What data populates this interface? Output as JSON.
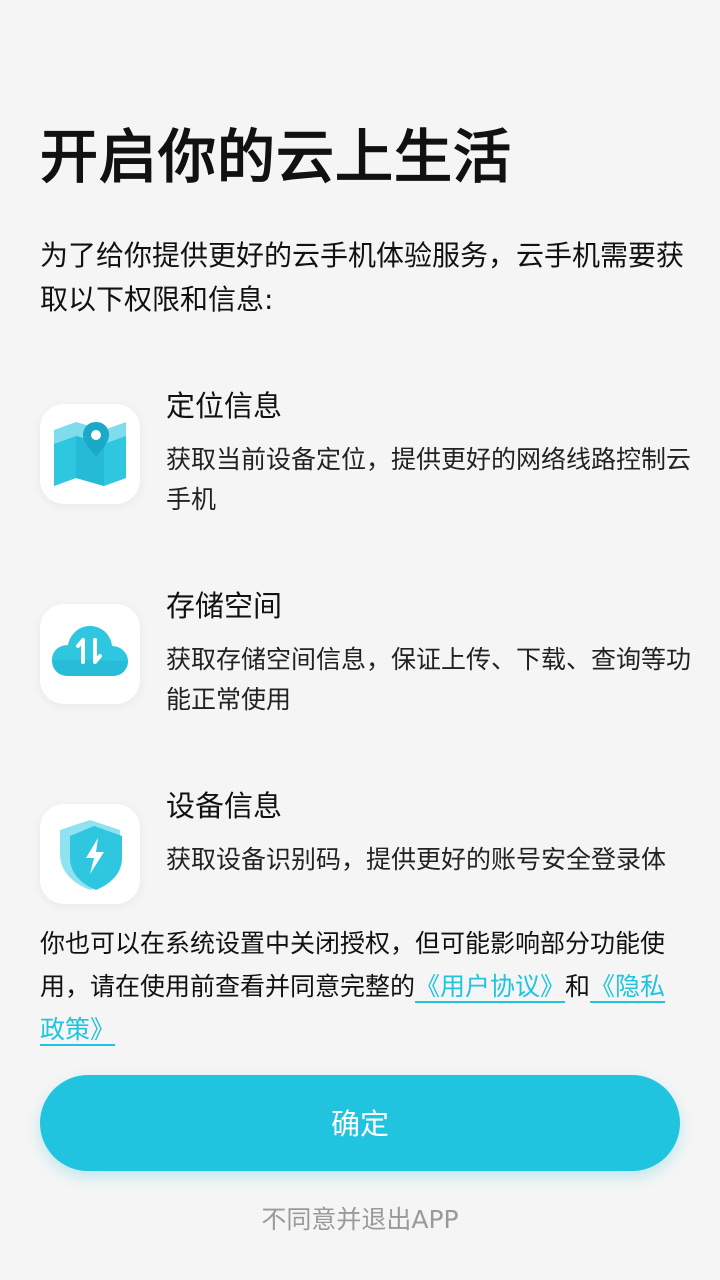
{
  "header": {
    "title": "开启你的云上生活",
    "intro": "为了给你提供更好的云手机体验服务，云手机需要获取以下权限和信息:"
  },
  "permissions": [
    {
      "icon": "map-pin-icon",
      "title": "定位信息",
      "description": "获取当前设备定位，提供更好的网络线路控制云手机"
    },
    {
      "icon": "cloud-transfer-icon",
      "title": "存储空间",
      "description": "获取存储空间信息，保证上传、下载、查询等功能正常使用"
    },
    {
      "icon": "shield-bolt-icon",
      "title": "设备信息",
      "description": "获取设备识别码，提供更好的账号安全登录体"
    }
  ],
  "notice": {
    "text_before": "你也可以在系统设置中关闭授权，但可能影响部分功能使用，请在使用前查看并同意完整的",
    "user_agreement_link": "《用户协议》",
    "conjunction": "和",
    "privacy_policy_link": "《隐私政策》"
  },
  "actions": {
    "confirm_label": "确定",
    "decline_label": "不同意并退出APP"
  },
  "colors": {
    "accent": "#21c4de",
    "background": "#f5f5f5",
    "muted_text": "#9a9a9a"
  }
}
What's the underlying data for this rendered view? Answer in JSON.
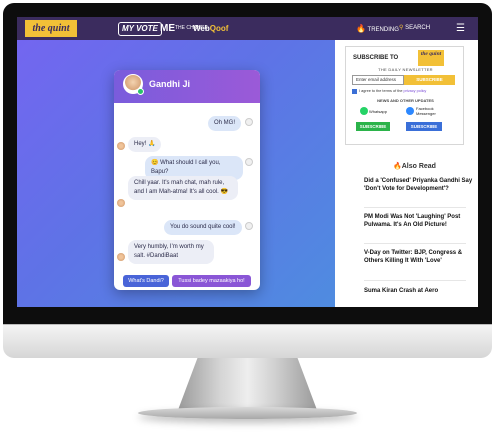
{
  "nav": {
    "logo": "the quint",
    "my_vote": "MY VOTE",
    "me_the_change": "ME",
    "me_the_change_sub": "THE CHANGE",
    "webqoof_a": "Web",
    "webqoof_b": "Qoof",
    "trending": "TRENDING",
    "search": "SEARCH",
    "menu": "☰"
  },
  "chat": {
    "name": "Gandhi Ji",
    "messages": [
      {
        "from": "user",
        "text": "Oh MG!"
      },
      {
        "from": "gandhi",
        "text": "Hey! 🙏"
      },
      {
        "from": "user",
        "text": "😊 What should I call you, Bapu?"
      },
      {
        "from": "gandhi",
        "text": "Chill yaar. It's mah chat, mah rule, and I am Mah-atma! It's all cool. 😎"
      },
      {
        "from": "user",
        "text": "You do sound quite cool!"
      },
      {
        "from": "gandhi",
        "text": "Very humbly, I'm worth my salt. #DandiBaat"
      }
    ],
    "buttons": {
      "dandi": "What's Dandi?",
      "tussi": "Tussi badey mazaakiya ho!"
    }
  },
  "subscribe": {
    "title": "SUBSCRIBE TO",
    "logo": "the quint",
    "newsletter": "THE DAILY NEWSLETTER",
    "email_placeholder": "Enter email address",
    "button": "SUBSCRIBE",
    "terms_a": "I agree to the terms of the ",
    "terms_b": "privacy policy",
    "updates": "NEWS AND OTHER UPDATES",
    "whatsapp": "Whatsapp",
    "facebook": "Facebook Messenger",
    "wa_button": "SUBSCRIBE",
    "fb_button": "SUBSCRIBE"
  },
  "also_read": {
    "title": "Also Read",
    "stories": [
      "Did a 'Confused' Priyanka Gandhi Say 'Don't Vote for Development'?",
      "PM Modi Was Not 'Laughing' Post Pulwama. It's An Old Picture!",
      "V-Day on Twitter: BJP, Congress & Others Killing It With 'Love'",
      "Suma Kiran Crash at Aero"
    ]
  },
  "colors": {
    "nav_bg": "#3b2c5e",
    "brand_yellow": "#f2c037",
    "chat_header": "#8a56d6",
    "hero_gradient_start": "#7366f0",
    "hero_gradient_end": "#4f8ce0"
  }
}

§ Stated task
Single out each line of the records above with the string "JSON" in it, and copy it.

§ Task result
What data populates this interface? Output as JSON.
What's the underlying data for this rendered view? Answer in JSON.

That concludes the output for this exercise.